#### Entries with figure data:
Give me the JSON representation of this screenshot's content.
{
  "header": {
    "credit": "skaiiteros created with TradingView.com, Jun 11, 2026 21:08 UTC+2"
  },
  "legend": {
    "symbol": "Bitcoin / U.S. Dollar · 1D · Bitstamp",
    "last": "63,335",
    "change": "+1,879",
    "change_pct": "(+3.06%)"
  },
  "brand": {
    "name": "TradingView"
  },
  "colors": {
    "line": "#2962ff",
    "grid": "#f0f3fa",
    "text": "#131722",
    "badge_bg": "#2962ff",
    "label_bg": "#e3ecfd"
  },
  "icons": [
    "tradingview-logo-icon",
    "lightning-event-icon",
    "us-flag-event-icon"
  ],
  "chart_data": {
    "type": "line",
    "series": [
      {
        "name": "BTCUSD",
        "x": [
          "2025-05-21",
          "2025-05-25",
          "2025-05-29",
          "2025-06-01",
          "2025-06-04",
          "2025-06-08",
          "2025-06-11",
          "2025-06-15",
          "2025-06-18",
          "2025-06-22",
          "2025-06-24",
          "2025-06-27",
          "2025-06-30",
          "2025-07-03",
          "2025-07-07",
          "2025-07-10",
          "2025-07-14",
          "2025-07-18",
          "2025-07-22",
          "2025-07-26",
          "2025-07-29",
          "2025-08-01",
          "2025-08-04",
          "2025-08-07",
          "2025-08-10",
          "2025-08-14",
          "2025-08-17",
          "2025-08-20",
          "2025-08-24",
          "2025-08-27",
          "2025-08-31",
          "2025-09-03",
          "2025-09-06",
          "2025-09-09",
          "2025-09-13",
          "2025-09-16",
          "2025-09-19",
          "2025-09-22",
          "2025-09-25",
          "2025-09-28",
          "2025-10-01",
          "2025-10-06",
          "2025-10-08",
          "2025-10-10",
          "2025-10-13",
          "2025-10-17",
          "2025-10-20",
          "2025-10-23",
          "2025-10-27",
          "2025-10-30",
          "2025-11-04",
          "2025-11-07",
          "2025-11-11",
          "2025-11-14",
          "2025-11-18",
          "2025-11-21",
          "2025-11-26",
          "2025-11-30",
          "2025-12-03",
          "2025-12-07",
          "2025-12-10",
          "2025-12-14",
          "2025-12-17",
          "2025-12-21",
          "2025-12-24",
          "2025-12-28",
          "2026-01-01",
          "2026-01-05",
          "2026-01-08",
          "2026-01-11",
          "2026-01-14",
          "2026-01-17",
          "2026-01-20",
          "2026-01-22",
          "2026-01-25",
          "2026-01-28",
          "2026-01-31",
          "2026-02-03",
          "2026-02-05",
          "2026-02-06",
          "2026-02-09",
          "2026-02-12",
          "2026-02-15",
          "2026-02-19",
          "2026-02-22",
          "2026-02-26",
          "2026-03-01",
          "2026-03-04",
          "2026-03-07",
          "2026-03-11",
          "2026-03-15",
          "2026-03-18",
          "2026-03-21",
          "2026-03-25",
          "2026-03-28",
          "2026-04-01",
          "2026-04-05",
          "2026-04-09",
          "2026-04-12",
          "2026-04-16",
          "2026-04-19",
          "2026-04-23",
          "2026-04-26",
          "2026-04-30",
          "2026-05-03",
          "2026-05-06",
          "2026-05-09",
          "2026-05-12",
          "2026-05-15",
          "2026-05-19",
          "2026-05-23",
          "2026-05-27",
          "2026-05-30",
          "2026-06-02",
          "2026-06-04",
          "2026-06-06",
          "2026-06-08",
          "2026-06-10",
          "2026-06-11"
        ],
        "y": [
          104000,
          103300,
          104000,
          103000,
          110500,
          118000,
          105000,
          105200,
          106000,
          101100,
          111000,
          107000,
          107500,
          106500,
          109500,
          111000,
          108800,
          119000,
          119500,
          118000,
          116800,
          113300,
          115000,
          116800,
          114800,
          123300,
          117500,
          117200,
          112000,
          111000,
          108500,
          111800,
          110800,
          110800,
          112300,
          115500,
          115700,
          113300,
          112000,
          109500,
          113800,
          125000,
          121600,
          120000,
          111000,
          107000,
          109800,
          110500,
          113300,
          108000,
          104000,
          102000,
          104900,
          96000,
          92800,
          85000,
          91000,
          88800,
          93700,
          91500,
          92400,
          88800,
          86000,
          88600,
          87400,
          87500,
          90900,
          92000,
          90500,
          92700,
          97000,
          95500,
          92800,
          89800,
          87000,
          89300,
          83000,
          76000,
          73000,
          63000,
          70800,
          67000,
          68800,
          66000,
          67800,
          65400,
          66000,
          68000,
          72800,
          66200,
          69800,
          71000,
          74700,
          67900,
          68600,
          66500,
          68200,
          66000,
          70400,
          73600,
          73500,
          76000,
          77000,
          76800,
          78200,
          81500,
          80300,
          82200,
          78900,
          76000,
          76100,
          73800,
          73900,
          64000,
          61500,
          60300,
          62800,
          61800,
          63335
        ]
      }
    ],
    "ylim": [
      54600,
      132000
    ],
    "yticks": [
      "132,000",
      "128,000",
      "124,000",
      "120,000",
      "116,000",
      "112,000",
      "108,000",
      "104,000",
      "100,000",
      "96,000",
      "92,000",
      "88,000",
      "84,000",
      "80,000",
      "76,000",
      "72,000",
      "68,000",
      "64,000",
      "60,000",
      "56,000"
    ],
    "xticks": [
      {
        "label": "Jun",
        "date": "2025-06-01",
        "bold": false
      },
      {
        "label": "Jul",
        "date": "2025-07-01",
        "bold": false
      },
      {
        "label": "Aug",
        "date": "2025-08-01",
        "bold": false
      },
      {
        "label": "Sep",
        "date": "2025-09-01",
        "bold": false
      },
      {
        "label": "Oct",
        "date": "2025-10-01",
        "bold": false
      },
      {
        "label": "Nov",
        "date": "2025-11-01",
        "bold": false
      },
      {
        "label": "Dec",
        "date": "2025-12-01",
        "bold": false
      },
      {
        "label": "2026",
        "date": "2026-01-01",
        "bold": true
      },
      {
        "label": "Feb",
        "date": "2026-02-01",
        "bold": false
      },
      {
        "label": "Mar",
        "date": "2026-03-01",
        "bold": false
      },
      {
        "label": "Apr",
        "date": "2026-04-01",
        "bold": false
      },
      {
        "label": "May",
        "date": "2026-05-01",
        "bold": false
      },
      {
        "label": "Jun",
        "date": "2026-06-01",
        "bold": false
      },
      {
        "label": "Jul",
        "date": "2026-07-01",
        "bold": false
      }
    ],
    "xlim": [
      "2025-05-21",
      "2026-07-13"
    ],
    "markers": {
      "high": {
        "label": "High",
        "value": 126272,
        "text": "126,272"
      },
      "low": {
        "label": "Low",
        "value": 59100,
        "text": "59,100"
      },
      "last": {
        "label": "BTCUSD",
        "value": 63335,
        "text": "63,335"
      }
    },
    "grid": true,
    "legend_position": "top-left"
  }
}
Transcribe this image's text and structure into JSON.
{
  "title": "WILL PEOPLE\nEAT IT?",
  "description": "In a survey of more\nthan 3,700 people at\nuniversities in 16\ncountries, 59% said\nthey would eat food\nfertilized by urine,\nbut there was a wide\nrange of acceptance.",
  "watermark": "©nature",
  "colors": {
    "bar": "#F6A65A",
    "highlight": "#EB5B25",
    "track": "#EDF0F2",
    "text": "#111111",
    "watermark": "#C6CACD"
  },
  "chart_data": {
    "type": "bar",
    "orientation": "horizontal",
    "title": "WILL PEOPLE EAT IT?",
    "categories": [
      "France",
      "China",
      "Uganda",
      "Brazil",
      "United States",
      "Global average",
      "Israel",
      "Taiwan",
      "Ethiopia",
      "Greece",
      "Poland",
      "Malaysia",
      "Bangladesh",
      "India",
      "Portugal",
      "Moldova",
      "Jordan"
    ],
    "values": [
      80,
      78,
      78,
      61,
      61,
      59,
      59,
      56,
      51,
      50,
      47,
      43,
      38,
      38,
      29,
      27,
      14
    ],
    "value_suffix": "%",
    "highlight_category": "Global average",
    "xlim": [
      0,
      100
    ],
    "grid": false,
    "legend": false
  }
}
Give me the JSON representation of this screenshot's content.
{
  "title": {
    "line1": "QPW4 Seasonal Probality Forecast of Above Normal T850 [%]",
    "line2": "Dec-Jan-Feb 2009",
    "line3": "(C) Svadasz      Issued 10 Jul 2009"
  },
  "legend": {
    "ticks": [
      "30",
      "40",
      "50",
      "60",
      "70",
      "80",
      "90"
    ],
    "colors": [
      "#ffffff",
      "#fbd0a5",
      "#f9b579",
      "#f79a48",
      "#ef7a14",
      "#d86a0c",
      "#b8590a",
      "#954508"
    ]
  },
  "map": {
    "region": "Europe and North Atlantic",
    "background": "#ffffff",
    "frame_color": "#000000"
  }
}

#### AIM OF THE TASK:
Gather every line from the listing above in which "text" appears, and copy those lines.

#### TASK SOLUTION:
    "text": "#131722",
        "text": "126,272"
        "text": "59,100"
        "text": "63,335"
Transcribe this image's text and structure into JSON.
    "text": "#111111",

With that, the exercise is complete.